Dataset excerpts
◆ ◆ ◆ ◆ ◆

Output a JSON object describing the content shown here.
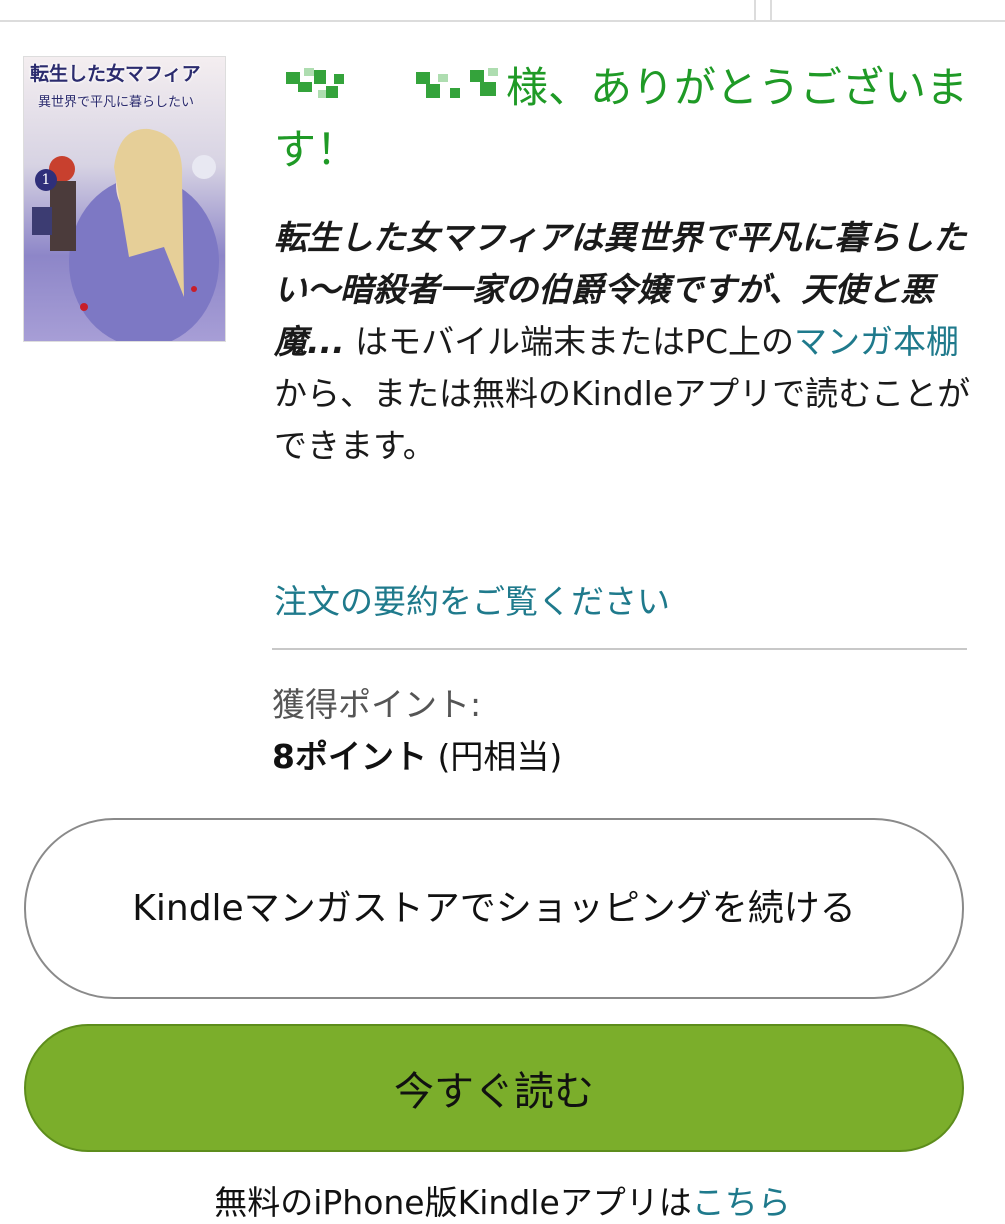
{
  "greeting": {
    "suffix": "様、ありがとうございます！"
  },
  "book": {
    "cover": {
      "title": "転生した女マフィア",
      "subtitle": "異世界で平凡に暮らしたい",
      "volume": "1"
    },
    "title": "転生した女マフィアは異世界で平凡に暮らしたい〜暗殺者一家の伯爵令嬢ですが、天使と悪魔..."
  },
  "message": {
    "part1": " はモバイル端末またはPC上の",
    "library_link": "マンガ本棚",
    "part2": "から、または無料のKindleアプリで読むことができます。"
  },
  "order_summary_link": "注文の要約をご覧ください",
  "points": {
    "label": "獲得ポイント:",
    "value": "8ポイント",
    "equivalent": "(円相当)"
  },
  "buttons": {
    "continue_shopping": "Kindleマンガストアでショッピングを続ける",
    "read_now": "今すぐ読む"
  },
  "footer": {
    "text": "無料のiPhone版Kindleアプリは",
    "link": "こちら"
  },
  "colors": {
    "greeting": "#1f9a26",
    "link": "#1f7a8c",
    "read_button": "#7bae2b"
  }
}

◆ ◆ ◆ ◆ ◆

Work required:
The pictures should not be reproduced; quote all of the other material exactly.

Output of the exercise:
Output a JSON object describing the content shown here.
{
  "greeting": {
    "suffix": "様、ありがとうございます！"
  },
  "book": {
    "cover": {
      "title": "転生した女マフィア",
      "subtitle": "異世界で平凡に暮らしたい",
      "volume": "1"
    },
    "title": "転生した女マフィアは異世界で平凡に暮らしたい〜暗殺者一家の伯爵令嬢ですが、天使と悪魔..."
  },
  "message": {
    "part1": " はモバイル端末またはPC上の",
    "library_link": "マンガ本棚",
    "part2": "から、または無料のKindleアプリで読むことができます。"
  },
  "order_summary_link": "注文の要約をご覧ください",
  "points": {
    "label": "獲得ポイント:",
    "value": "8ポイント",
    "equivalent": "(円相当)"
  },
  "buttons": {
    "continue_shopping": "Kindleマンガストアでショッピングを続ける",
    "read_now": "今すぐ読む"
  },
  "footer": {
    "text": "無料のiPhone版Kindleアプリは",
    "link": "こちら"
  },
  "colors": {
    "greeting": "#1f9a26",
    "link": "#1f7a8c",
    "read_button": "#7bae2b"
  }
}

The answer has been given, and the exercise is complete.